• Written request:
Collect from the data below each line with "title".

• Provided information:
+-------+

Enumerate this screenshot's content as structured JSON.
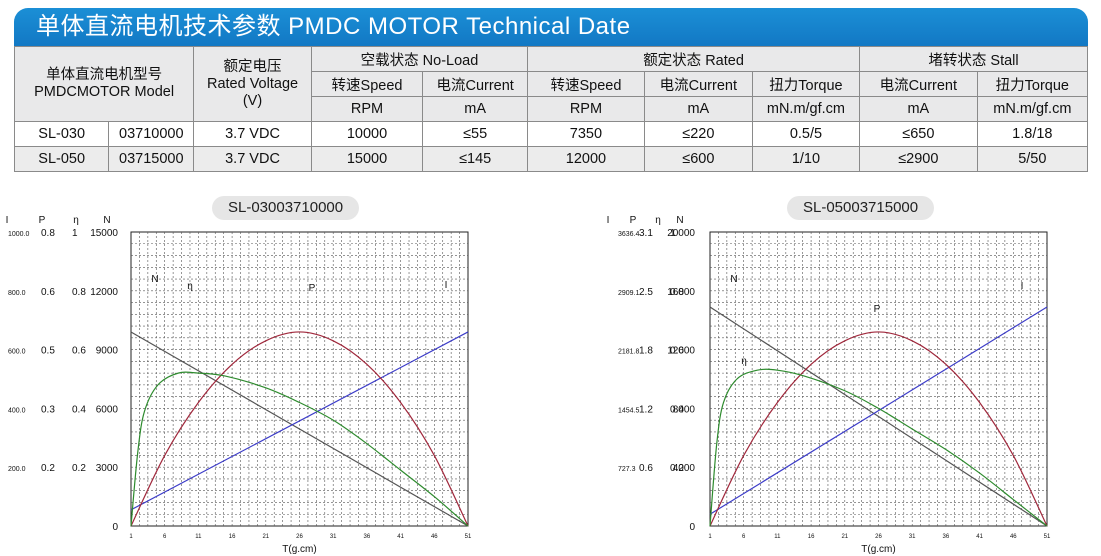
{
  "header": {
    "title": "单体直流电机技术参数  PMDC MOTOR Technical Date"
  },
  "table": {
    "model_header_cn": "单体直流电机型号",
    "model_header_en": "PMDCMOTOR Model",
    "voltage_header_cn": "额定电压",
    "voltage_header_en": "Rated Voltage",
    "voltage_header_unit": "(V)",
    "group_noload": "空载状态 No-Load",
    "group_rated": "额定状态 Rated",
    "group_stall": "堵转状态 Stall",
    "sub_speed": "转速Speed",
    "sub_current": "电流Current",
    "sub_torque": "扭力Torque",
    "unit_rpm": "RPM",
    "unit_ma": "mA",
    "unit_torque": "mN.m/gf.cm",
    "rows": [
      {
        "model": "SL-030",
        "code": "03710000",
        "voltage": "3.7 VDC",
        "nl_speed": "10000",
        "nl_current": "≤55",
        "r_speed": "7350",
        "r_current": "≤220",
        "r_torque": "0.5/5",
        "s_current": "≤650",
        "s_torque": "1.8/18"
      },
      {
        "model": "SL-050",
        "code": "03715000",
        "voltage": "3.7 VDC",
        "nl_speed": "15000",
        "nl_current": "≤145",
        "r_speed": "12000",
        "r_current": "≤600",
        "r_torque": "1/10",
        "s_current": "≤2900",
        "s_torque": "5/50"
      }
    ]
  },
  "chart_data": [
    {
      "type": "line",
      "title": "SL-03003710000",
      "xlabel": "T(g.cm)",
      "x_ticks": [
        "1",
        "6",
        "11",
        "16",
        "21",
        "26",
        "31",
        "36",
        "41",
        "46",
        "51"
      ],
      "axis_headers": [
        "I",
        "P",
        "η",
        "N"
      ],
      "y_tick_rows": [
        [
          "1000.0",
          "0.8",
          "1",
          "15000"
        ],
        [
          "800.0",
          "0.6",
          "0.8",
          "12000"
        ],
        [
          "600.0",
          "0.5",
          "0.6",
          "9000"
        ],
        [
          "400.0",
          "0.3",
          "0.4",
          "6000"
        ],
        [
          "200.0",
          "0.2",
          "0.2",
          "3000"
        ],
        [
          "",
          "",
          "",
          "0"
        ]
      ],
      "xlim": [
        1,
        51
      ],
      "grid": true,
      "series": [
        {
          "name": "N",
          "color": "#555555",
          "x": [
            1,
            51
          ],
          "y": [
            0.66,
            0.0
          ]
        },
        {
          "name": "I",
          "color": "#3c3cc8",
          "x": [
            1,
            51
          ],
          "y": [
            0.055,
            0.66
          ]
        },
        {
          "name": "P",
          "color": "#a0283c",
          "x": [
            1,
            6,
            11,
            16,
            21,
            26,
            31,
            36,
            41,
            46,
            51
          ],
          "y": [
            0.0,
            0.24,
            0.42,
            0.55,
            0.63,
            0.66,
            0.63,
            0.55,
            0.42,
            0.24,
            0.0
          ]
        },
        {
          "name": "η",
          "color": "#2e8b2e",
          "x": [
            1,
            2,
            3,
            5,
            8,
            11,
            15,
            21,
            26,
            31,
            36,
            41,
            46,
            51
          ],
          "y": [
            0.0,
            0.25,
            0.39,
            0.48,
            0.52,
            0.52,
            0.51,
            0.47,
            0.42,
            0.36,
            0.28,
            0.19,
            0.1,
            0.0
          ]
        }
      ],
      "curve_labels": [
        "N",
        "η",
        "P",
        "I"
      ]
    },
    {
      "type": "line",
      "title": "SL-05003715000",
      "xlabel": "T(g.cm)",
      "x_ticks": [
        "1",
        "6",
        "11",
        "16",
        "21",
        "26",
        "31",
        "36",
        "41",
        "46",
        "51"
      ],
      "axis_headers": [
        "I",
        "P",
        "η",
        "N"
      ],
      "y_tick_rows": [
        [
          "3636.4",
          "3.1",
          "1",
          "20000"
        ],
        [
          "2909.1",
          "2.5",
          "0.8",
          "16000"
        ],
        [
          "2181.8",
          "1.8",
          "0.6",
          "12000"
        ],
        [
          "1454.5",
          "1.2",
          "0.4",
          "8000"
        ],
        [
          "727.3",
          "0.6",
          "0.2",
          "4000"
        ],
        [
          "",
          "",
          "",
          "0"
        ]
      ],
      "xlim": [
        1,
        51
      ],
      "grid": true,
      "series": [
        {
          "name": "N",
          "color": "#555555",
          "x": [
            1,
            51
          ],
          "y": [
            0.745,
            0.0
          ]
        },
        {
          "name": "I",
          "color": "#3c3cc8",
          "x": [
            1,
            51
          ],
          "y": [
            0.04,
            0.745
          ]
        },
        {
          "name": "P",
          "color": "#a0283c",
          "x": [
            1,
            6,
            11,
            16,
            21,
            26,
            31,
            36,
            41,
            46,
            51
          ],
          "y": [
            0.0,
            0.24,
            0.42,
            0.55,
            0.63,
            0.66,
            0.63,
            0.55,
            0.42,
            0.24,
            0.0
          ]
        },
        {
          "name": "η",
          "color": "#2e8b2e",
          "x": [
            1,
            2,
            3,
            5,
            8,
            11,
            15,
            21,
            26,
            31,
            36,
            41,
            46,
            51
          ],
          "y": [
            0.0,
            0.28,
            0.42,
            0.5,
            0.53,
            0.53,
            0.51,
            0.46,
            0.4,
            0.33,
            0.26,
            0.18,
            0.09,
            0.0
          ]
        }
      ],
      "curve_labels": [
        "N",
        "η",
        "P",
        "I"
      ]
    }
  ]
}
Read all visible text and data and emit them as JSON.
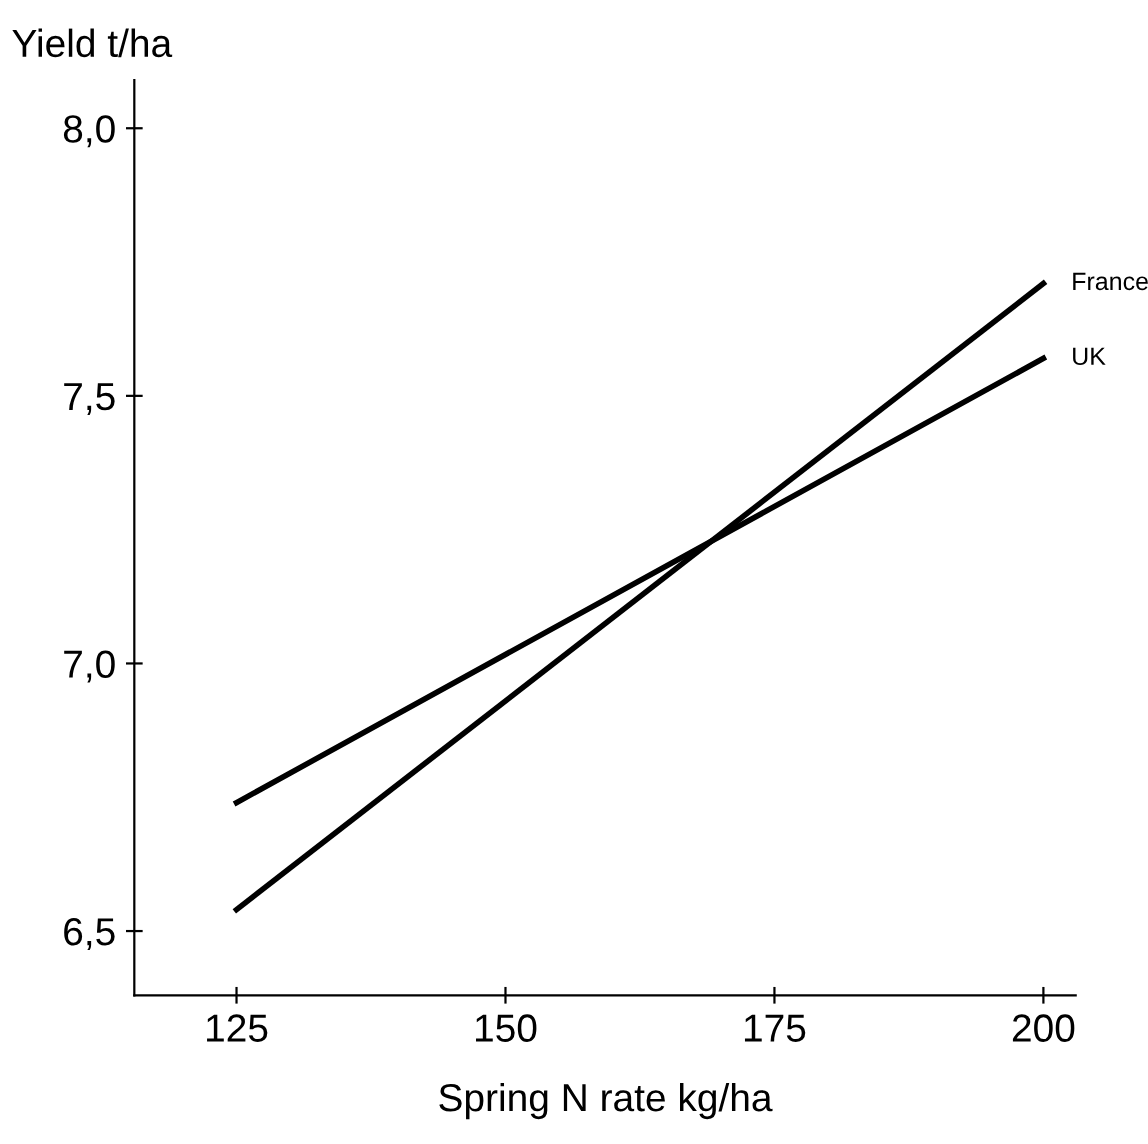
{
  "chart_data": {
    "type": "line",
    "ylabel": "Yield t/ha",
    "xlabel": "Spring N rate kg/ha",
    "xlim": [
      115.5,
      203
    ],
    "ylim": [
      6.38,
      8.09
    ],
    "xticks": [
      125,
      150,
      175,
      200
    ],
    "yticks": [
      {
        "value": 6.5,
        "label": "6,5"
      },
      {
        "value": 7.0,
        "label": "7,0"
      },
      {
        "value": 7.5,
        "label": "7,5"
      },
      {
        "value": 8.0,
        "label": "8,0"
      }
    ],
    "x": [
      125,
      200
    ],
    "series": [
      {
        "name": "France",
        "color": "#000000",
        "values": [
          6.54,
          7.71
        ]
      },
      {
        "name": "UK",
        "color": "#000000",
        "values": [
          6.74,
          7.57
        ]
      }
    ],
    "grid": false,
    "legend": false,
    "marker": "none",
    "line_style": "solid"
  }
}
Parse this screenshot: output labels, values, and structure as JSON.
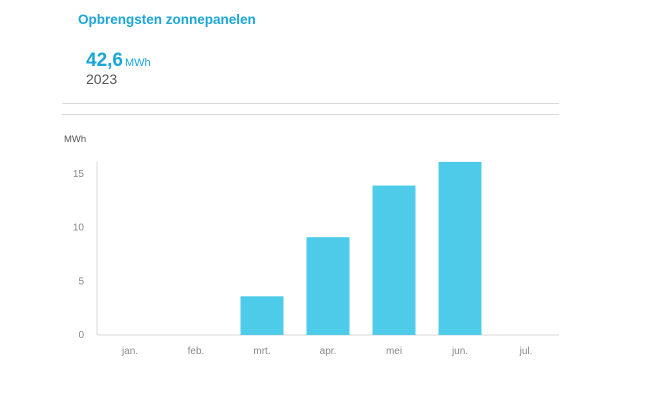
{
  "header": {
    "title": "Opbrengsten zonnepanelen",
    "total_value": "42,6",
    "total_unit": "MWh",
    "year": "2023"
  },
  "colors": {
    "accent": "#1aa7d8",
    "bar": "#4dcbe8"
  },
  "chart_data": {
    "type": "bar",
    "categories": [
      "jan.",
      "feb.",
      "mrt.",
      "apr.",
      "mei",
      "jun.",
      "jul."
    ],
    "values": [
      0,
      0,
      3.6,
      9.1,
      13.9,
      16.1,
      0
    ],
    "ylabel": "MWh",
    "ylim": [
      0,
      16
    ],
    "yticks": [
      0,
      5,
      10,
      15
    ],
    "grid": false
  }
}
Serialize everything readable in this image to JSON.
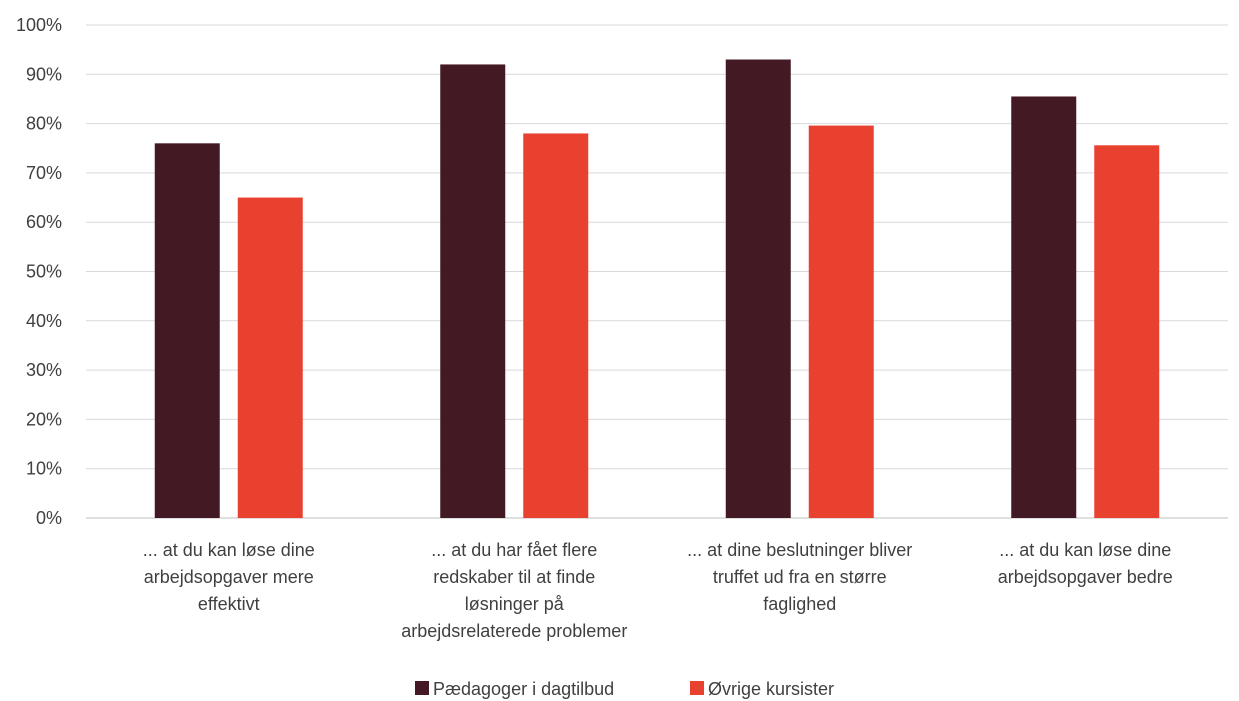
{
  "chart_data": {
    "type": "bar",
    "title": "",
    "xlabel": "",
    "ylabel": "",
    "ylim": [
      0,
      100
    ],
    "yticks": [
      "0%",
      "10%",
      "20%",
      "30%",
      "40%",
      "50%",
      "60%",
      "70%",
      "80%",
      "90%",
      "100%"
    ],
    "grid": true,
    "legend_position": "bottom",
    "categories": [
      [
        "... at du kan løse dine",
        "arbejdsopgaver mere",
        "effektivt"
      ],
      [
        "... at du har fået flere",
        "redskaber til at finde",
        "løsninger på",
        "arbejdsrelaterede problemer"
      ],
      [
        "... at dine beslutninger bliver",
        "truffet ud fra en større",
        "faglighed"
      ],
      [
        "... at du kan løse dine",
        "arbejdsopgaver bedre"
      ]
    ],
    "series": [
      {
        "name": "Pædagoger i dagtilbud",
        "color": "#431923",
        "values": [
          76,
          92,
          93,
          85.5
        ]
      },
      {
        "name": "Øvrige kursister",
        "color": "#E84130",
        "values": [
          65,
          78,
          79.6,
          75.6
        ]
      }
    ]
  }
}
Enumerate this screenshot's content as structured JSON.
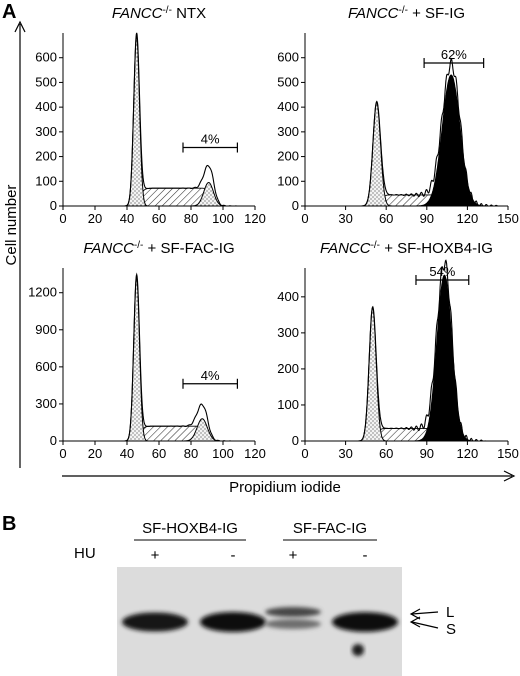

+-------+

• Full solution:
    "title": "单体直流电机技术参数  PMDC MOTOR Technical Date"
      "title": "SL-03003710000",
      "title": "SL-05003715000",
    "title": "Opbrengsten zonnepanelen",
    "title": "",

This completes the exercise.